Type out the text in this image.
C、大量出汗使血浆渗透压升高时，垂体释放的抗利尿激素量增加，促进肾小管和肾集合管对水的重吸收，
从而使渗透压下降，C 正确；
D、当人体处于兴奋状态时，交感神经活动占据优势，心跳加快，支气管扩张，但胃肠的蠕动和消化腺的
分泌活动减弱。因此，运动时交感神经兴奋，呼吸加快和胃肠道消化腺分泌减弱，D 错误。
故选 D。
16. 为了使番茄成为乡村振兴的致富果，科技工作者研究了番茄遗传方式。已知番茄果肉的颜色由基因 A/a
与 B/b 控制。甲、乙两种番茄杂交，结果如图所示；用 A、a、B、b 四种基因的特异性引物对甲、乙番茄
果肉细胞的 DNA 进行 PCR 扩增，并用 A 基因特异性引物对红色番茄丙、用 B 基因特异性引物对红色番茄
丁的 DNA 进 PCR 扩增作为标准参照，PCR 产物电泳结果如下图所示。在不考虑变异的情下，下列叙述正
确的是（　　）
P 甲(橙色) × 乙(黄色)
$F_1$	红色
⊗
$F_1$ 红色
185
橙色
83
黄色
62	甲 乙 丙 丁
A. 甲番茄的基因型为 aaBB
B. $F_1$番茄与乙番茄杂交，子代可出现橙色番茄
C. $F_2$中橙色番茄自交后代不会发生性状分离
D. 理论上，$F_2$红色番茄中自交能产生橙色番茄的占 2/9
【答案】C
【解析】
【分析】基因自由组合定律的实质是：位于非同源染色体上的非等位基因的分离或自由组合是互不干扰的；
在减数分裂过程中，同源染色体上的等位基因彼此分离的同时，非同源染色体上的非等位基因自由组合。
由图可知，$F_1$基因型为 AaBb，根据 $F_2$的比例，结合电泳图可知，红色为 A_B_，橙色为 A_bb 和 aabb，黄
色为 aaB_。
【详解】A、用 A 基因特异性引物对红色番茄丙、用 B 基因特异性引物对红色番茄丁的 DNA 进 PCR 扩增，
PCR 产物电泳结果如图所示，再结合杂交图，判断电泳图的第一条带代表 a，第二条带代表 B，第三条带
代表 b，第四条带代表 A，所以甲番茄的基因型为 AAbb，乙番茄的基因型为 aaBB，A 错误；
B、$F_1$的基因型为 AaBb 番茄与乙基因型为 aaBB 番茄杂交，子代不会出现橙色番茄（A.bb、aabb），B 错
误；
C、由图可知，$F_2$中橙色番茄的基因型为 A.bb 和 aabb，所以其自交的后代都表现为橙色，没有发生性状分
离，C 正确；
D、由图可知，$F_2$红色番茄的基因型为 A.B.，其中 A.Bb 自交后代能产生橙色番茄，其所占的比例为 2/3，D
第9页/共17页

= JOB =
Provide all the records again, word for word.

= EXERCISE OUTPUT =
Type out the text in this image.
C、大量出汗使血浆渗透压升高时，垂体释放的抗利尿激素量增加，促进肾小管和肾集合管对水的重吸收，
从而使渗透压下降，C 正确；
D、当人体处于兴奋状态时，交感神经活动占据优势，心跳加快，支气管扩张，但胃肠的蠕动和消化腺的
分泌活动减弱。因此，运动时交感神经兴奋，呼吸加快和胃肠道消化腺分泌减弱，D 错误。
故选 D。
16. 为了使番茄成为乡村振兴的致富果，科技工作者研究了番茄遗传方式。已知番茄果肉的颜色由基因 A/a
与 B/b 控制。甲、乙两种番茄杂交，结果如图所示；用 A、a、B、b 四种基因的特异性引物对甲、乙番茄
果肉细胞的 DNA 进行 PCR 扩增，并用 A 基因特异性引物对红色番茄丙、用 B 基因特异性引物对红色番茄
丁的 DNA 进 PCR 扩增作为标准参照，PCR 产物电泳结果如下图所示。在不考虑变异的情下，下列叙述正
确的是（　　）
P 甲(橙色) × 乙(黄色)
$F_1$	红色
⊗
$F_1$ 红色
185
橙色
83
黄色
62	甲 乙 丙 丁
A. 甲番茄的基因型为 aaBB
B. $F_1$番茄与乙番茄杂交，子代可出现橙色番茄
C. $F_2$中橙色番茄自交后代不会发生性状分离
D. 理论上，$F_2$红色番茄中自交能产生橙色番茄的占 2/9
【答案】C
【解析】
【分析】基因自由组合定律的实质是：位于非同源染色体上的非等位基因的分离或自由组合是互不干扰的；
在减数分裂过程中，同源染色体上的等位基因彼此分离的同时，非同源染色体上的非等位基因自由组合。
由图可知，$F_1$基因型为 AaBb，根据 $F_2$的比例，结合电泳图可知，红色为 A_B_，橙色为 A_bb 和 aabb，黄
色为 aaB_。
【详解】A、用 A 基因特异性引物对红色番茄丙、用 B 基因特异性引物对红色番茄丁的 DNA 进 PCR 扩增，
PCR 产物电泳结果如图所示，再结合杂交图，判断电泳图的第一条带代表 a，第二条带代表 B，第三条带
代表 b，第四条带代表 A，所以甲番茄的基因型为 AAbb，乙番茄的基因型为 aaBB，A 错误；
B、$F_1$的基因型为 AaBb 番茄与乙基因型为 aaBB 番茄杂交，子代不会出现橙色番茄（A.bb、aabb），B 错
误；
C、由图可知，$F_2$中橙色番茄的基因型为 A.bb 和 aabb，所以其自交的后代都表现为橙色，没有发生性状分
离，C 正确；
D、由图可知，$F_2$红色番茄的基因型为 A.B.，其中 A.Bb 自交后代能产生橙色番茄，其所占的比例为 2/3，D
第9页/共17页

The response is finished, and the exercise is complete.